• **What you should do**: Wherever a line below holds the word "frac", copy that line.

(Collected data)
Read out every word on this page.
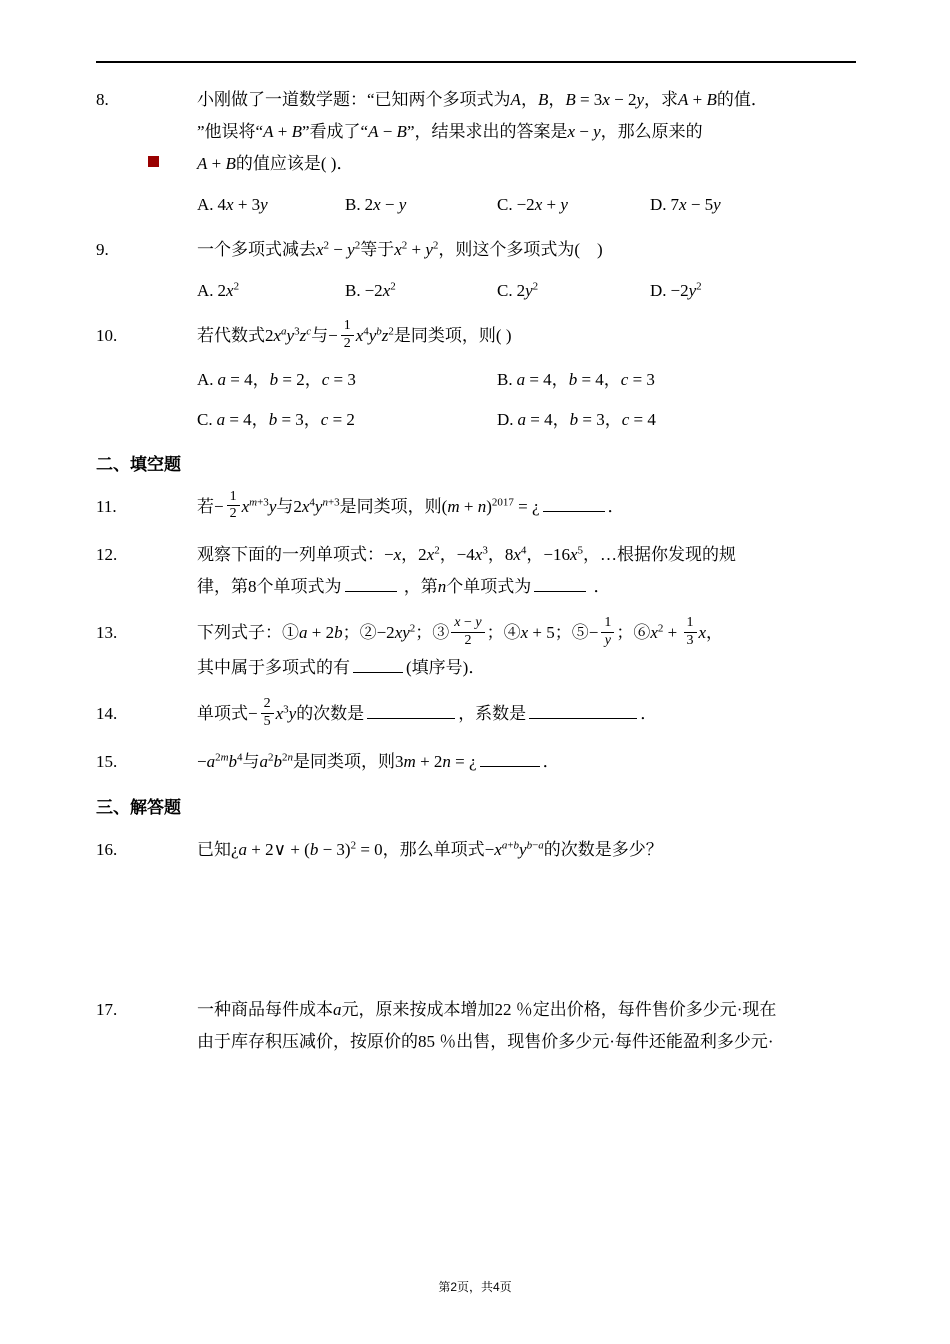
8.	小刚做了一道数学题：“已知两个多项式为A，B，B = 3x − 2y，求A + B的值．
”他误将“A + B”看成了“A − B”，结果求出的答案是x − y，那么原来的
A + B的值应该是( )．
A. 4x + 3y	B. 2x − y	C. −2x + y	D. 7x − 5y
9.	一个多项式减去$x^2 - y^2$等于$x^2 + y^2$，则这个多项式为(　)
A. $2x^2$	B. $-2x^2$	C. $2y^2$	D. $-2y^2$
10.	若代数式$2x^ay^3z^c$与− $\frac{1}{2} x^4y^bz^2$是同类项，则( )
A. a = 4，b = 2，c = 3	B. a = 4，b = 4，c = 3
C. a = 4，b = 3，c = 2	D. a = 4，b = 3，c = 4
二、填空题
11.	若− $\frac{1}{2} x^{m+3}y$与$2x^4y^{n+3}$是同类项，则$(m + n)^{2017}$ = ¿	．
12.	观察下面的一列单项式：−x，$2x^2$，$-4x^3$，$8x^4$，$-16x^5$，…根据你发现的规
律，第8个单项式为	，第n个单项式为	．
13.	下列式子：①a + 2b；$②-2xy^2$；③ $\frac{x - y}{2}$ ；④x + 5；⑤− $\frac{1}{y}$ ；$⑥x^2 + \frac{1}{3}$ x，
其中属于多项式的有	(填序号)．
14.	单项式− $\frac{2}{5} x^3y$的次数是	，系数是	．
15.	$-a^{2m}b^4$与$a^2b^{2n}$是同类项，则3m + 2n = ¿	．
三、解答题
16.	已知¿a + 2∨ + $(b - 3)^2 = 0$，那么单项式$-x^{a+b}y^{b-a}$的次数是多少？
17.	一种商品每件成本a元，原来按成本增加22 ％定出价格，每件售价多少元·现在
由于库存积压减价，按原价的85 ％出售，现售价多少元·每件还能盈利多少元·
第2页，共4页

--

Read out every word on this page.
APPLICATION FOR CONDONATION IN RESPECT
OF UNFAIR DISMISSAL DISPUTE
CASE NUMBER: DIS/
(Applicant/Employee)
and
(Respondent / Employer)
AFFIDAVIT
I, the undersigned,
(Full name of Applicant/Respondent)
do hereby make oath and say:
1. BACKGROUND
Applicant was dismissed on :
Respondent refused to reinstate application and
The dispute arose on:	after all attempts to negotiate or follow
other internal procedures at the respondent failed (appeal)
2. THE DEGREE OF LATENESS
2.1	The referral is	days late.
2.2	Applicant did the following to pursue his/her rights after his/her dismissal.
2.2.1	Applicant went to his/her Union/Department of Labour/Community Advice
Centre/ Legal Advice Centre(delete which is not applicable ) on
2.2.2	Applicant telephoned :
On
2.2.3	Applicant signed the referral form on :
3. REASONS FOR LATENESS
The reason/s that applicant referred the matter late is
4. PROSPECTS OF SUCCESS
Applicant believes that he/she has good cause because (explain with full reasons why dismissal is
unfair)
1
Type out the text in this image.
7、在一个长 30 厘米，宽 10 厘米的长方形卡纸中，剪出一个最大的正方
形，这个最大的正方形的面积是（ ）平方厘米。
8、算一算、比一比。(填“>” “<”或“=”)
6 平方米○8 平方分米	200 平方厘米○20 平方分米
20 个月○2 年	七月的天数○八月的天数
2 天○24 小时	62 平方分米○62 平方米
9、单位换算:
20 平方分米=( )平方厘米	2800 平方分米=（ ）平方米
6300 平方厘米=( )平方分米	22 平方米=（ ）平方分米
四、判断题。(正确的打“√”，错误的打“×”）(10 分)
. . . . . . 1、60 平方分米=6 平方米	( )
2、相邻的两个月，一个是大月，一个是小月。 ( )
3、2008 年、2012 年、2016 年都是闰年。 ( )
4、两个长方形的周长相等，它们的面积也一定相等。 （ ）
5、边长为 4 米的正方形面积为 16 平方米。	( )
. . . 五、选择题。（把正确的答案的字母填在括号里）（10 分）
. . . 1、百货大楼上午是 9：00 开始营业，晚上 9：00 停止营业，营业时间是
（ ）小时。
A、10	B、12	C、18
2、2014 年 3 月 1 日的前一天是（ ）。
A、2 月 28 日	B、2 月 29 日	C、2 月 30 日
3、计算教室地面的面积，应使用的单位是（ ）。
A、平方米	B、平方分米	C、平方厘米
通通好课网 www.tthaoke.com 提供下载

• **Task solution**:
10.	若代数式$2x^ay^3z^c$与− $\frac{1}{2} x^4y^bz^2$是同类项，则( )
11.	若− $\frac{1}{2} x^{m+3}y$与$2x^4y^{n+3}$是同类项，则$(m + n)^{2017}$ = ¿	．
13.	下列式子：①a + 2b；$②-2xy^2$；③ $\frac{x - y}{2}$ ；④x + 5；⑤− $\frac{1}{y}$ ；$⑥x^2 + \frac{1}{3}$ x，
14.	单项式− $\frac{2}{5} x^3y$的次数是	，系数是	．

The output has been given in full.